Exercise directions: What follows is a set of entries. Give them again exactly, without the pictures.

[Stored items]
++++++
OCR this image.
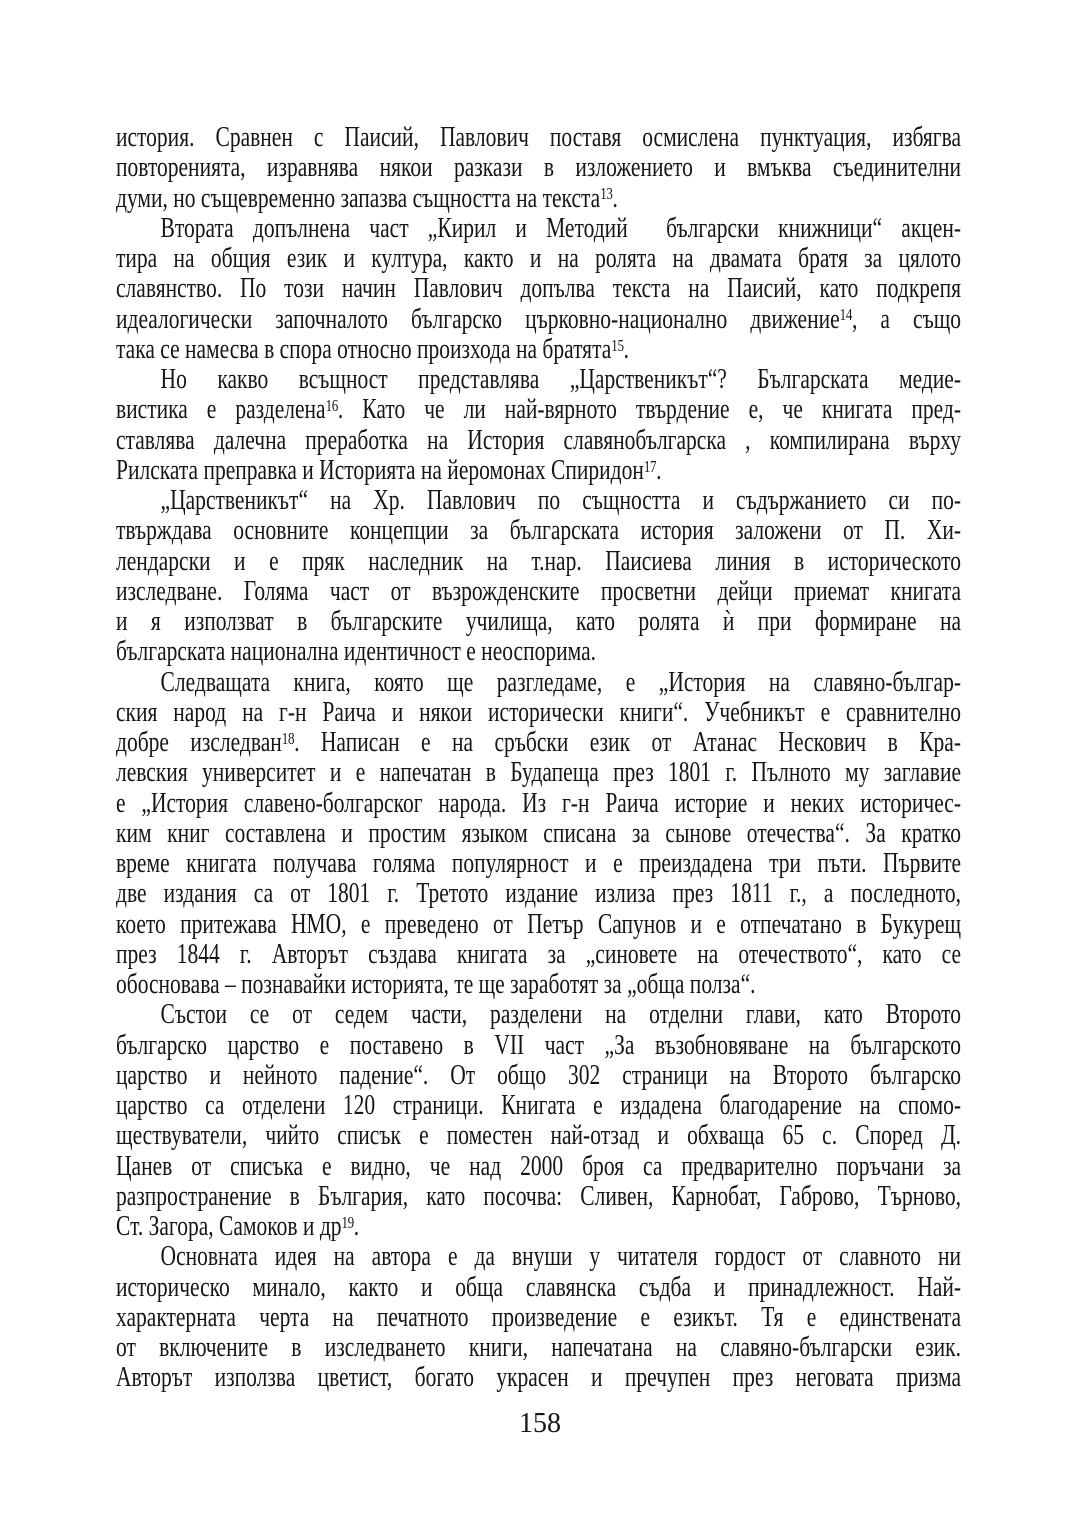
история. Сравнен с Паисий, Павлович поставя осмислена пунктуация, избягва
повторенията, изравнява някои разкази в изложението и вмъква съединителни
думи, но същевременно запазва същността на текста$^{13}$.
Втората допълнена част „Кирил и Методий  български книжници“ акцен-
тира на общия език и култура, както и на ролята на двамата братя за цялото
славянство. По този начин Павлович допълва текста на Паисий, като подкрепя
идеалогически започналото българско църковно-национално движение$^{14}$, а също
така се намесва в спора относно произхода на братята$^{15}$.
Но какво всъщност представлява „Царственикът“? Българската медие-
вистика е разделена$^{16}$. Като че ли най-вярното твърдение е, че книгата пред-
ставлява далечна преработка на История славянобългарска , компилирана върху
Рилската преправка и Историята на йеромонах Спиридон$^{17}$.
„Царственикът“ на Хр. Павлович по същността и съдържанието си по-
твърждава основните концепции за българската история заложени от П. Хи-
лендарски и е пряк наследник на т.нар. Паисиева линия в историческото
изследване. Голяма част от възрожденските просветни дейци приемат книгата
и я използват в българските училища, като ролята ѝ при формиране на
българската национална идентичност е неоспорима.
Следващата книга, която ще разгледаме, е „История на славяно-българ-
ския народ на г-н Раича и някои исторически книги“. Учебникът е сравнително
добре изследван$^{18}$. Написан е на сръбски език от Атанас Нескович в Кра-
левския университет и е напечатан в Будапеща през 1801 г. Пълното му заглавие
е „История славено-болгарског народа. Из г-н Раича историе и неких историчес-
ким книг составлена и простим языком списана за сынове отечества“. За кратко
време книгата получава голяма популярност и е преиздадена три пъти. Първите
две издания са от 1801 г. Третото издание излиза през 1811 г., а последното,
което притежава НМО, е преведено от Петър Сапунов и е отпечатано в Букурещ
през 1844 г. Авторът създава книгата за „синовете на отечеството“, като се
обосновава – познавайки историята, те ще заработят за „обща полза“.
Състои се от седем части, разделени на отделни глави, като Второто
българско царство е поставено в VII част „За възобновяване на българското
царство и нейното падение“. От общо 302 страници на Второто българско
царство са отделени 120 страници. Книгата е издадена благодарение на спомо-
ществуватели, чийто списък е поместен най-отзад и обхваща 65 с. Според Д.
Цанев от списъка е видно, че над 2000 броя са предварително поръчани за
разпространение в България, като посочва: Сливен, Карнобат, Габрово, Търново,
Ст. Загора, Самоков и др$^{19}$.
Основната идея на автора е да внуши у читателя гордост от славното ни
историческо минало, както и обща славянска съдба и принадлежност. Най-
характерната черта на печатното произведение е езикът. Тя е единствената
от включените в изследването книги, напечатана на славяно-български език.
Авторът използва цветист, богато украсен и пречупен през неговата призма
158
++++++
Solved problem:
OCR this image.
история. Сравнен с Паисий, Павлович поставя осмислена пунктуация, избягва
повторенията, изравнява някои разкази в изложението и вмъква съединителни
думи, но същевременно запазва същността на текста$^{13}$.
Втората допълнена част „Кирил и Методий  български книжници“ акцен-
тира на общия език и култура, както и на ролята на двамата братя за цялото
славянство. По този начин Павлович допълва текста на Паисий, като подкрепя
идеалогически започналото българско църковно-национално движение$^{14}$, а също
така се намесва в спора относно произхода на братята$^{15}$.
Но какво всъщност представлява „Царственикът“? Българската медие-
вистика е разделена$^{16}$. Като че ли най-вярното твърдение е, че книгата пред-
ставлява далечна преработка на История славянобългарска , компилирана върху
Рилската преправка и Историята на йеромонах Спиридон$^{17}$.
„Царственикът“ на Хр. Павлович по същността и съдържанието си по-
твърждава основните концепции за българската история заложени от П. Хи-
лендарски и е пряк наследник на т.нар. Паисиева линия в историческото
изследване. Голяма част от възрожденските просветни дейци приемат книгата
и я използват в българските училища, като ролята ѝ при формиране на
българската национална идентичност е неоспорима.
Следващата книга, която ще разгледаме, е „История на славяно-българ-
ския народ на г-н Раича и някои исторически книги“. Учебникът е сравнително
добре изследван$^{18}$. Написан е на сръбски език от Атанас Нескович в Кра-
левския университет и е напечатан в Будапеща през 1801 г. Пълното му заглавие
е „История славено-болгарског народа. Из г-н Раича историе и неких историчес-
ким книг составлена и простим языком списана за сынове отечества“. За кратко
време книгата получава голяма популярност и е преиздадена три пъти. Първите
две издания са от 1801 г. Третото издание излиза през 1811 г., а последното,
което притежава НМО, е преведено от Петър Сапунов и е отпечатано в Букурещ
през 1844 г. Авторът създава книгата за „синовете на отечеството“, като се
обосновава – познавайки историята, те ще заработят за „обща полза“.
Състои се от седем части, разделени на отделни глави, като Второто
българско царство е поставено в VII част „За възобновяване на българското
царство и нейното падение“. От общо 302 страници на Второто българско
царство са отделени 120 страници. Книгата е издадена благодарение на спомо-
ществуватели, чийто списък е поместен най-отзад и обхваща 65 с. Според Д.
Цанев от списъка е видно, че над 2000 броя са предварително поръчани за
разпространение в България, като посочва: Сливен, Карнобат, Габрово, Търново,
Ст. Загора, Самоков и др$^{19}$.
Основната идея на автора е да внуши у читателя гордост от славното ни
историческо минало, както и обща славянска съдба и принадлежност. Най-
характерната черта на печатното произведение е езикът. Тя е единствената
от включените в изследването книги, напечатана на славяно-български език.
Авторът използва цветист, богато украсен и пречупен през неговата призма
158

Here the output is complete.